## CONSIGNE DONNÉE
Recopiez intégralement l'entretien avec Radu Mihaileanu sur Le Concert, s'il vous plaît.

## EXTRAIT À LIRE
Interview : Radu Mihaileanu (Le Concert)

Flavien Bellevue | 5 novembre 2009
Flavien Bellevue | 5 novembre 2009

Après le drame Va, vis et deviens qui l'a fait découvrir aux yeux du monde, le réalisateur Radu Mihaileanu signe son quatrième long-métrage Le Concert où il réunit une joyeuse bande de russes face à une Mélanie Laurent sublime et sérieuse en violoniste réputée et un François Berléand déboussolée. Tout cela pour le rire et les larmes où la musique de Tchaïkovski s'avère l'ultime remède aux maux de ces personnages la plupart hauts en couleurs. Musique maestro !

 

 

Comment êtes vous arrivé sur ce projet après Va, vis et deviens ?

Deux jeunes auteurs ont apporté un synopsis très bien écrit à un producteur qui me l'a proposé. Une phrase m'avait fait tilt alors car elle faisait écho à mon histoire personnelle, c'était : « un faux orchestre du Bolchoï à Paris ». Le reste était bien écrit mais ça me correspondait un peu moins. C'était bien avant que je réalise Va, vis et deviens. Avec l'autorisation des auteurs et du producteur, on s'est mis au travail avec mon co-scénariste Alain-Michel Blanc et nous sommes partis en Russie pour proposer quelque chose de différent. Là-bas nous avons trouvé le sujet incroyable d'une bande de perdants, de « has been » qui survit de petits business et qui puisse trouver une issue inattendue. C'était une façon de leur dire ne désespérez pas, il y a toujours une chance ; tant que vous avez une lumière à l'intérieur de vous et que vous avez une dignité humaine que vous n'avez pas perdue, vous pourrez vous remettre debout. Il y avait le ressort de cette lumière là qui crée à la fois de la comédie populaire dans le bon sens du terme et des émotions profondes.

## ENREGISTREMENTS LISTÉS
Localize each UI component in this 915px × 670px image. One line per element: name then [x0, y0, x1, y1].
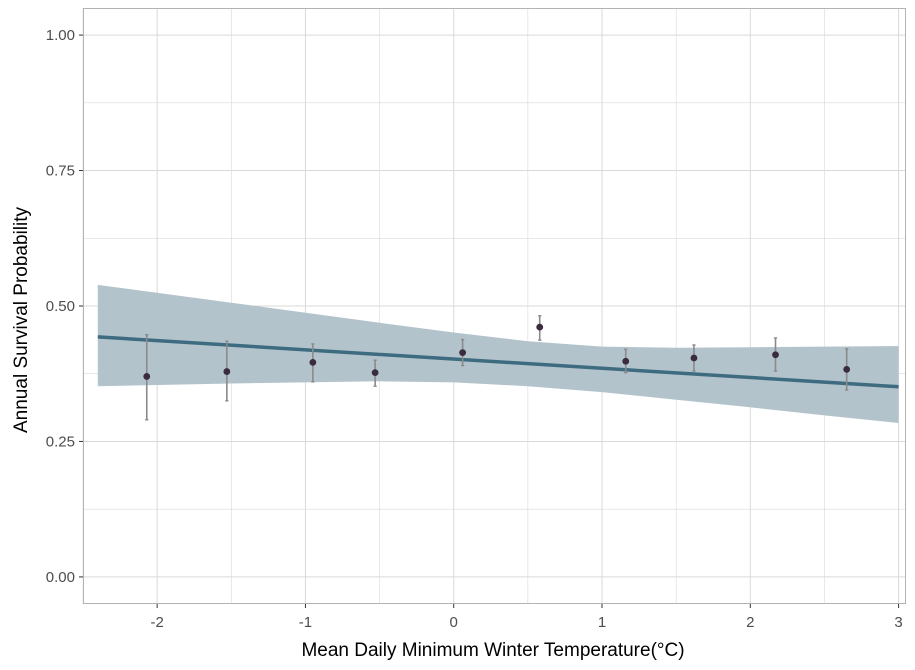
* * *
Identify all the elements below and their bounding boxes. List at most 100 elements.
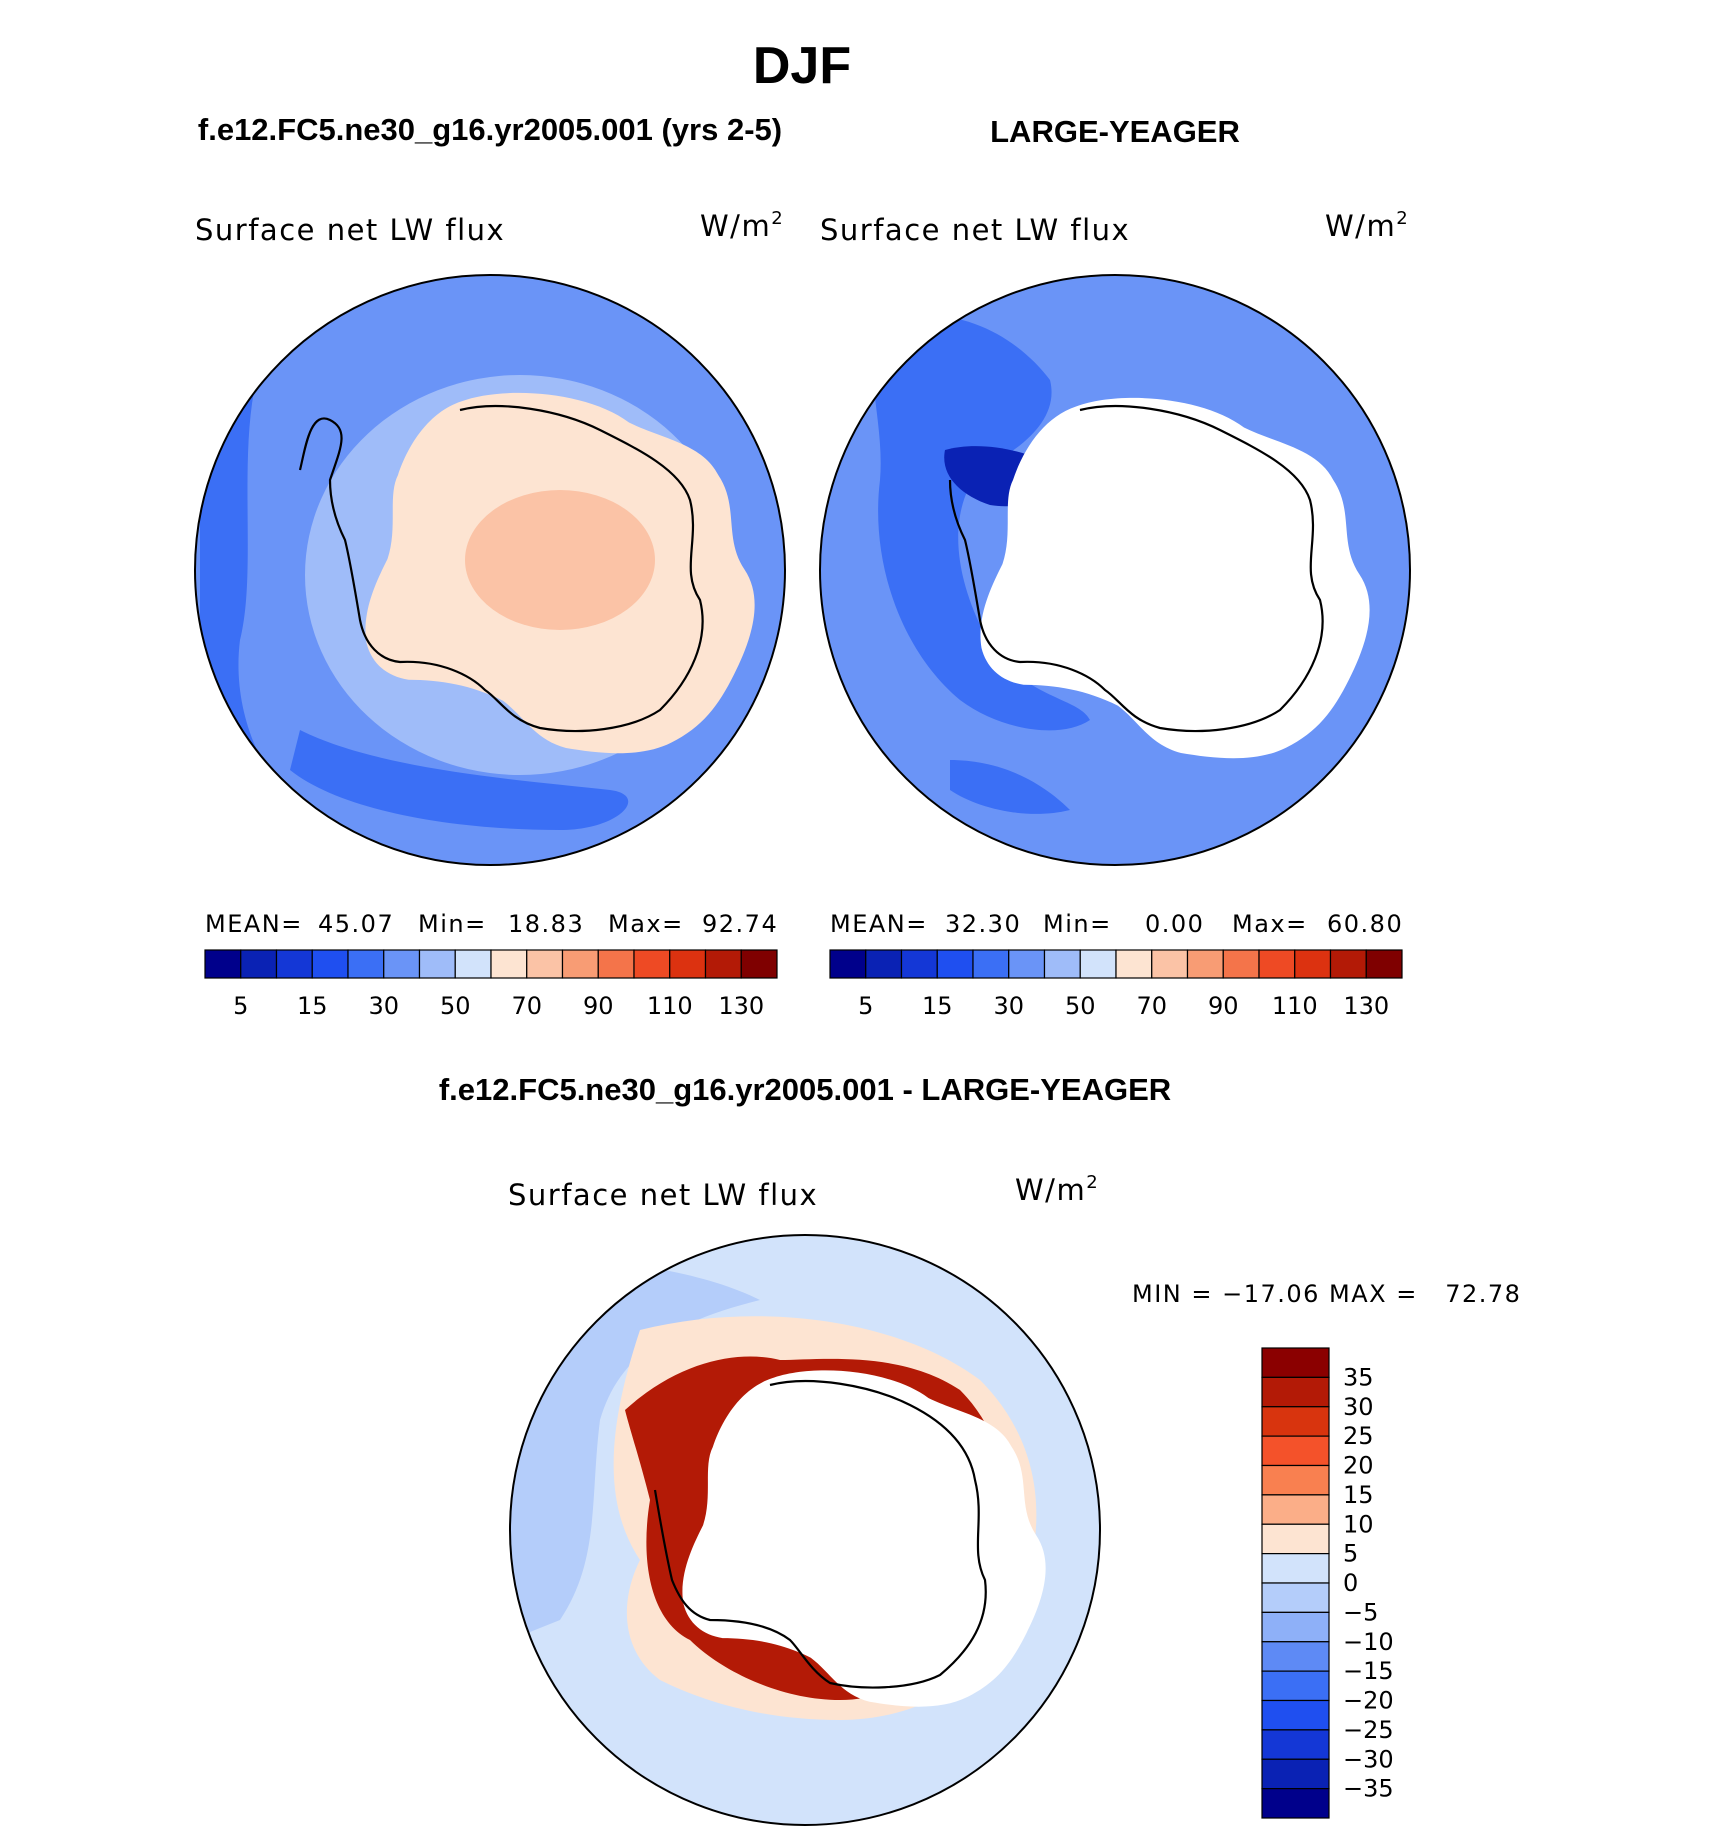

## RÉSULTAT OBTENU
Interview : Radu Mihaileanu (Le Concert)

Flavien Bellevue | 5 novembre 2009
Flavien Bellevue | 5 novembre 2009

Après le drame Va, vis et deviens qui l'a fait découvrir aux yeux du monde, le réalisateur Radu Mihaileanu signe son quatrième long-métrage Le Concert où il réunit une joyeuse bande de russes face à une Mélanie Laurent sublime et sérieuse en violoniste réputée et un François Berléand déboussolée. Tout cela pour le rire et les larmes où la musique de Tchaïkovski s'avère l'ultime remède aux maux de ces personnages la plupart hauts en couleurs. Musique maestro !

 

 

Comment êtes vous arrivé sur ce projet après Va, vis et deviens ?

Deux jeunes auteurs ont apporté un synopsis très bien écrit à un producteur qui me l'a proposé. Une phrase m'avait fait tilt alors car elle faisait écho à mon histoire personnelle, c'était : « un faux orchestre du Bolchoï à Paris ». Le reste était bien écrit mais ça me correspondait un peu moins. C'était bien avant que je réalise Va, vis et deviens. Avec l'autorisation des auteurs et du producteur, on s'est mis au travail avec mon co-scénariste Alain-Michel Blanc et nous sommes partis en Russie pour proposer quelque chose de différent. Là-bas nous avons trouvé le sujet incroyable d'une bande de perdants, de « has been » qui survit de petits business et qui puisse trouver une issue inattendue. C'était une façon de leur dire ne désespérez pas, il y a toujours une chance ; tant que vous avez une lumière à l'intérieur de vous et que vous avez une dignité humaine que vous n'avez pas perdue, vous pourrez vous remettre debout. Il y avait le ressort de cette lumière là qui crée à la fois de la comédie populaire dans le bon sens du terme et des émotions profondes.